[start Entries]

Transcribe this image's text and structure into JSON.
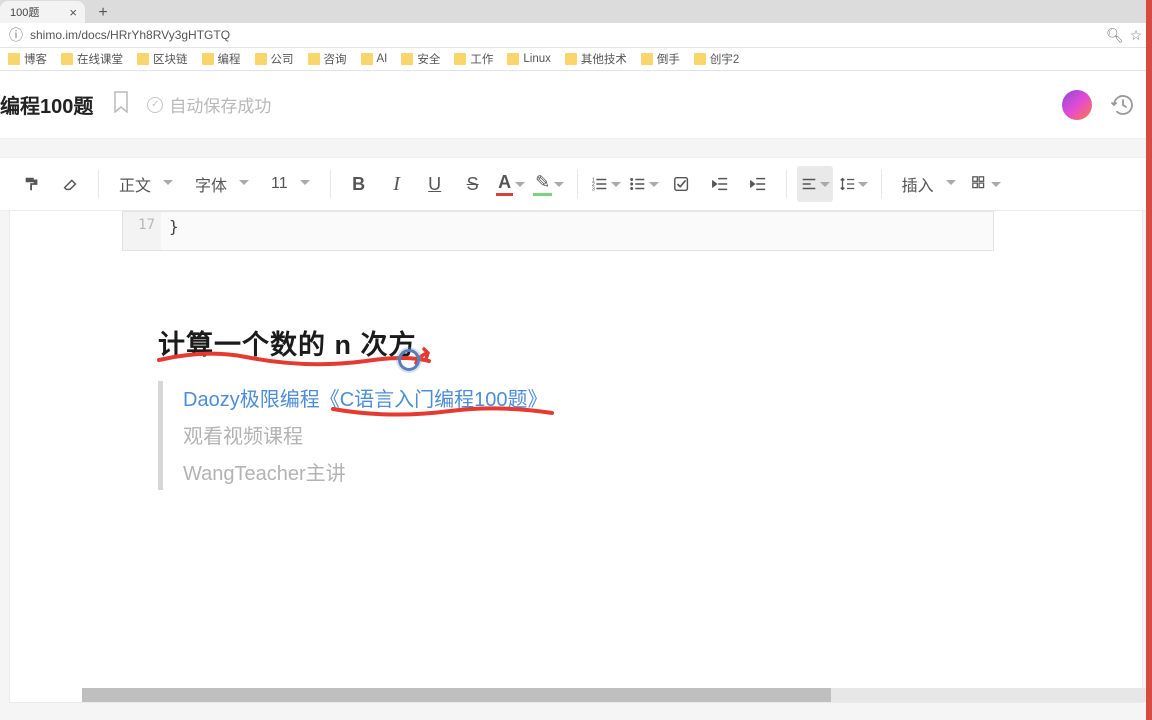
{
  "browser": {
    "tab_title": "100题",
    "new_tab_glyph": "+",
    "url": "shimo.im/docs/HRrYh8RVy3gHTGTQ",
    "search_icon": "⦿",
    "star_icon": "☆"
  },
  "bookmarks": [
    "博客",
    "在线课堂",
    "区块链",
    "编程",
    "公司",
    "咨询",
    "AI",
    "安全",
    "工作",
    "Linux",
    "其他技术",
    "倒手",
    "创宇2"
  ],
  "doc": {
    "title": "编程100题",
    "bookmark_glyph": "⃟",
    "save_status": "自动保存成功"
  },
  "toolbar": {
    "paint_format": "format-painter-icon",
    "clear_format": "eraser-icon",
    "style_label": "正文",
    "font_label": "字体",
    "size_label": "11",
    "bold": "B",
    "italic": "I",
    "underline": "U",
    "strike": "S",
    "insert_label": "插入"
  },
  "code": {
    "line_no": "17",
    "text": "}"
  },
  "content": {
    "heading": "计算一个数的 n 次方",
    "quote_line1": "Daozy极限编程《C语言入门编程100题》",
    "quote_line2": "观看视频课程",
    "quote_line3": "WangTeacher主讲"
  }
}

[end Entries]

■ What you have to do ■
Each record should be quoted exactly, with the images omitted.

■ Written solution ■
Transcribe this image's text and structure into JSON.
{
  "browser": {
    "tab_title": "100题",
    "new_tab_glyph": "+",
    "url": "shimo.im/docs/HRrYh8RVy3gHTGTQ",
    "search_icon": "⦿",
    "star_icon": "☆"
  },
  "bookmarks": [
    "博客",
    "在线课堂",
    "区块链",
    "编程",
    "公司",
    "咨询",
    "AI",
    "安全",
    "工作",
    "Linux",
    "其他技术",
    "倒手",
    "创宇2"
  ],
  "doc": {
    "title": "编程100题",
    "bookmark_glyph": "⃟",
    "save_status": "自动保存成功"
  },
  "toolbar": {
    "paint_format": "format-painter-icon",
    "clear_format": "eraser-icon",
    "style_label": "正文",
    "font_label": "字体",
    "size_label": "11",
    "bold": "B",
    "italic": "I",
    "underline": "U",
    "strike": "S",
    "insert_label": "插入"
  },
  "code": {
    "line_no": "17",
    "text": "}"
  },
  "content": {
    "heading": "计算一个数的 n 次方",
    "quote_line1": "Daozy极限编程《C语言入门编程100题》",
    "quote_line2": "观看视频课程",
    "quote_line3": "WangTeacher主讲"
  }
}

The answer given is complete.